Extracted data entries:
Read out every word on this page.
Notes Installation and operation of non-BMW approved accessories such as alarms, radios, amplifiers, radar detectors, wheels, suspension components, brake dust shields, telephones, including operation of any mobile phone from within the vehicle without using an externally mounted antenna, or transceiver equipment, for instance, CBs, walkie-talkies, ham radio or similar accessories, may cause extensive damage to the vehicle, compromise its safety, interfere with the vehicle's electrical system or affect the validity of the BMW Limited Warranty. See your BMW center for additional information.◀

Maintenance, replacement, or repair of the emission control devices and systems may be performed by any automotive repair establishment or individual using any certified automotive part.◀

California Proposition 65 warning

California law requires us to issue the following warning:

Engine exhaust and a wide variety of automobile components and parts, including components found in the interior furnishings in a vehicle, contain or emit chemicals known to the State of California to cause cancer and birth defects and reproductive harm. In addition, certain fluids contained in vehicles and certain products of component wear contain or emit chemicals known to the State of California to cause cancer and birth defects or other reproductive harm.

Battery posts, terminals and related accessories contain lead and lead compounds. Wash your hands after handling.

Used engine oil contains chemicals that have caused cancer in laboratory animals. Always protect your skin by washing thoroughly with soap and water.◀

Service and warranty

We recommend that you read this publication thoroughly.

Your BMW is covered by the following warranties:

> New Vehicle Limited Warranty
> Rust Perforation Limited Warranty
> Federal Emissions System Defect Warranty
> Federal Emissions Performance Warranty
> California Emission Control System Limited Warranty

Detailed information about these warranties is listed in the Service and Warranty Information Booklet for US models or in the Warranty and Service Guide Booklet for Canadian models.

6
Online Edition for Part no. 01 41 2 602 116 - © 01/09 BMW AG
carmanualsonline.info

**Requirement**
Return all of the above records exactly, leaving no line out.

**Solved exercise**
Read out every word on this page.
Notes Installation and operation of non-BMW approved accessories such as alarms, radios, amplifiers, radar detectors, wheels, suspension components, brake dust shields, telephones, including operation of any mobile phone from within the vehicle without using an externally mounted antenna, or transceiver equipment, for instance, CBs, walkie-talkies, ham radio or similar accessories, may cause extensive damage to the vehicle, compromise its safety, interfere with the vehicle's electrical system or affect the validity of the BMW Limited Warranty. See your BMW center for additional information.◀

Maintenance, replacement, or repair of the emission control devices and systems may be performed by any automotive repair establishment or individual using any certified automotive part.◀

California Proposition 65 warning

California law requires us to issue the following warning:

Engine exhaust and a wide variety of automobile components and parts, including components found in the interior furnishings in a vehicle, contain or emit chemicals known to the State of California to cause cancer and birth defects and reproductive harm. In addition, certain fluids contained in vehicles and certain products of component wear contain or emit chemicals known to the State of California to cause cancer and birth defects or other reproductive harm.

Battery posts, terminals and related accessories contain lead and lead compounds. Wash your hands after handling.

Used engine oil contains chemicals that have caused cancer in laboratory animals. Always protect your skin by washing thoroughly with soap and water.◀

Service and warranty

We recommend that you read this publication thoroughly.

Your BMW is covered by the following warranties:

> New Vehicle Limited Warranty
> Rust Perforation Limited Warranty
> Federal Emissions System Defect Warranty
> Federal Emissions Performance Warranty
> California Emission Control System Limited Warranty

Detailed information about these warranties is listed in the Service and Warranty Information Booklet for US models or in the Warranty and Service Guide Booklet for Canadian models.

6
Online Edition for Part no. 01 41 2 602 116 - © 01/09 BMW AG
carmanualsonline.info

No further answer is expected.